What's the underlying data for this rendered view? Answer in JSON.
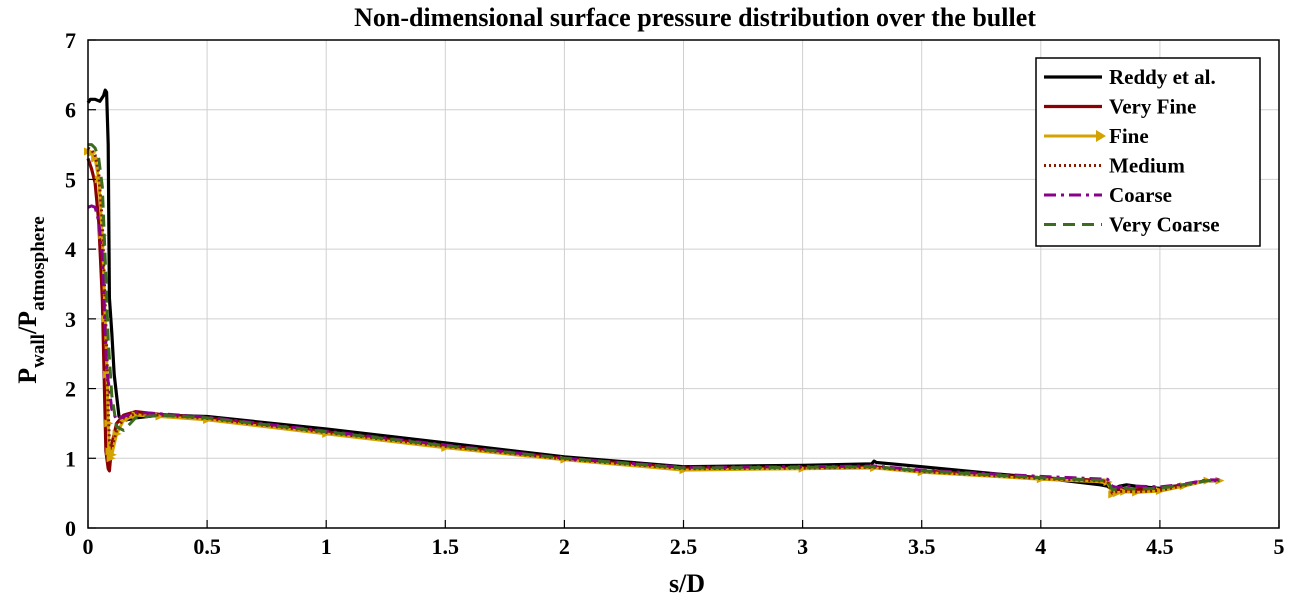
{
  "chart_data": {
    "type": "line",
    "title": "Non-dimensional surface pressure distribution over the bullet",
    "xlabel": "s/D",
    "ylabel": {
      "base1": "P",
      "sub1": "wall",
      "sep": "/",
      "base2": "P",
      "sub2": "atmosphere"
    },
    "xlim": [
      0,
      5
    ],
    "ylim": [
      0,
      7
    ],
    "xticks": [
      0,
      0.5,
      1,
      1.5,
      2,
      2.5,
      3,
      3.5,
      4,
      4.5,
      5
    ],
    "xtick_labels": [
      "0",
      "0.5",
      "1",
      "1.5",
      "2",
      "2.5",
      "3",
      "3.5",
      "4",
      "4.5",
      "5"
    ],
    "yticks": [
      0,
      1,
      2,
      3,
      4,
      5,
      6,
      7
    ],
    "ytick_labels": [
      "0",
      "1",
      "2",
      "3",
      "4",
      "5",
      "6",
      "7"
    ],
    "grid": true,
    "legend_position": "top-right",
    "series": [
      {
        "name": "Reddy et al.",
        "color": "#000000",
        "style": "solid",
        "x": [
          0,
          0.01,
          0.03,
          0.05,
          0.065,
          0.072,
          0.078,
          0.085,
          0.09,
          0.1,
          0.11,
          0.13,
          0.16,
          0.2,
          0.3,
          0.5,
          1.0,
          1.5,
          2.0,
          2.5,
          3.0,
          3.29,
          3.3,
          3.31,
          3.5,
          3.8,
          4.0,
          4.25,
          4.28,
          4.3,
          4.33,
          4.36,
          4.4,
          4.5,
          4.6,
          4.7,
          4.75
        ],
        "values": [
          6.1,
          6.15,
          6.15,
          6.12,
          6.2,
          6.28,
          6.25,
          5.5,
          3.3,
          2.8,
          2.2,
          1.6,
          1.55,
          1.58,
          1.62,
          1.6,
          1.42,
          1.22,
          1.02,
          0.88,
          0.9,
          0.92,
          0.96,
          0.94,
          0.88,
          0.78,
          0.72,
          0.62,
          0.6,
          0.55,
          0.6,
          0.62,
          0.6,
          0.57,
          0.62,
          0.68,
          0.68
        ]
      },
      {
        "name": "Very Fine",
        "color": "#8b0000",
        "style": "solid",
        "x": [
          0,
          0.015,
          0.03,
          0.045,
          0.06,
          0.075,
          0.085,
          0.09,
          0.1,
          0.12,
          0.15,
          0.2,
          0.3,
          0.5,
          1.0,
          1.5,
          2.0,
          2.5,
          3.0,
          3.3,
          3.5,
          4.0,
          4.28,
          4.3,
          4.32,
          4.35,
          4.4,
          4.5,
          4.6,
          4.7,
          4.75
        ],
        "values": [
          5.3,
          5.15,
          4.95,
          4.4,
          3.3,
          1.1,
          0.85,
          0.82,
          1.2,
          1.5,
          1.62,
          1.67,
          1.63,
          1.58,
          1.38,
          1.18,
          1.0,
          0.86,
          0.86,
          0.88,
          0.82,
          0.72,
          0.68,
          0.52,
          0.55,
          0.56,
          0.55,
          0.56,
          0.62,
          0.68,
          0.68
        ]
      },
      {
        "name": "Fine",
        "color": "#d4a300",
        "style": "solid-arrow",
        "x": [
          0,
          0.015,
          0.03,
          0.045,
          0.06,
          0.072,
          0.08,
          0.085,
          0.09,
          0.095,
          0.1,
          0.12,
          0.15,
          0.2,
          0.3,
          0.5,
          1.0,
          1.5,
          2.0,
          2.5,
          3.0,
          3.3,
          3.5,
          4.0,
          4.28,
          4.3,
          4.32,
          4.35,
          4.4,
          4.5,
          4.6,
          4.7,
          4.75
        ],
        "values": [
          5.4,
          5.38,
          5.3,
          5.0,
          4.2,
          3.0,
          2.2,
          1.5,
          1.1,
          1.0,
          1.05,
          1.35,
          1.55,
          1.62,
          1.6,
          1.55,
          1.35,
          1.15,
          0.98,
          0.83,
          0.85,
          0.86,
          0.8,
          0.7,
          0.66,
          0.48,
          0.5,
          0.52,
          0.51,
          0.53,
          0.6,
          0.68,
          0.68
        ]
      },
      {
        "name": "Medium",
        "color": "#8b1a00",
        "style": "dotted",
        "x": [
          0,
          0.015,
          0.03,
          0.045,
          0.06,
          0.072,
          0.08,
          0.085,
          0.09,
          0.1,
          0.12,
          0.15,
          0.2,
          0.3,
          0.5,
          1.0,
          1.5,
          2.0,
          2.5,
          3.0,
          3.3,
          3.5,
          4.0,
          4.28,
          4.3,
          4.32,
          4.35,
          4.4,
          4.5,
          4.6,
          4.7,
          4.75
        ],
        "values": [
          5.45,
          5.42,
          5.35,
          5.1,
          4.4,
          3.2,
          2.4,
          1.7,
          1.25,
          1.15,
          1.4,
          1.58,
          1.64,
          1.62,
          1.57,
          1.37,
          1.17,
          0.99,
          0.85,
          0.86,
          0.87,
          0.81,
          0.71,
          0.67,
          0.5,
          0.52,
          0.53,
          0.52,
          0.54,
          0.61,
          0.68,
          0.68
        ]
      },
      {
        "name": "Coarse",
        "color": "#8b008b",
        "style": "dashdot",
        "x": [
          0,
          0.015,
          0.03,
          0.045,
          0.06,
          0.07,
          0.078,
          0.085,
          0.09,
          0.1,
          0.12,
          0.15,
          0.2,
          0.3,
          0.5,
          1.0,
          1.5,
          2.0,
          2.5,
          3.0,
          3.3,
          3.5,
          4.0,
          4.28,
          4.3,
          4.32,
          4.35,
          4.4,
          4.5,
          4.6,
          4.7,
          4.75
        ],
        "values": [
          4.6,
          4.62,
          4.6,
          4.4,
          3.9,
          3.0,
          2.3,
          2.1,
          2.0,
          1.7,
          1.55,
          1.6,
          1.66,
          1.64,
          1.59,
          1.39,
          1.19,
          1.0,
          0.87,
          0.88,
          0.89,
          0.83,
          0.74,
          0.7,
          0.6,
          0.58,
          0.6,
          0.6,
          0.59,
          0.63,
          0.69,
          0.69
        ]
      },
      {
        "name": "Very Coarse",
        "color": "#3d6b1f",
        "style": "dashed",
        "x": [
          0,
          0.015,
          0.03,
          0.045,
          0.06,
          0.075,
          0.085,
          0.1,
          0.12,
          0.15,
          0.2,
          0.3,
          0.5,
          1.0,
          1.5,
          2.0,
          2.5,
          3.0,
          3.3,
          3.5,
          4.0,
          4.28,
          4.3,
          4.32,
          4.35,
          4.4,
          4.5,
          4.6,
          4.7,
          4.75
        ],
        "values": [
          5.5,
          5.5,
          5.45,
          5.3,
          4.9,
          3.6,
          2.7,
          1.9,
          1.45,
          1.4,
          1.58,
          1.62,
          1.58,
          1.38,
          1.18,
          1.0,
          0.86,
          0.87,
          0.88,
          0.82,
          0.72,
          0.68,
          0.55,
          0.56,
          0.57,
          0.56,
          0.57,
          0.62,
          0.68,
          0.68
        ]
      }
    ]
  }
}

● ● ● ● ●

▶ **Problem description**
In the entries above, find each line with the word "name" and show it.

▶ **Result below**
        "name": "Reddy et al.",
        "name": "Very Fine",
        "name": "Fine",
        "name": "Medium",
        "name": "Coarse",
        "name": "Very Coarse",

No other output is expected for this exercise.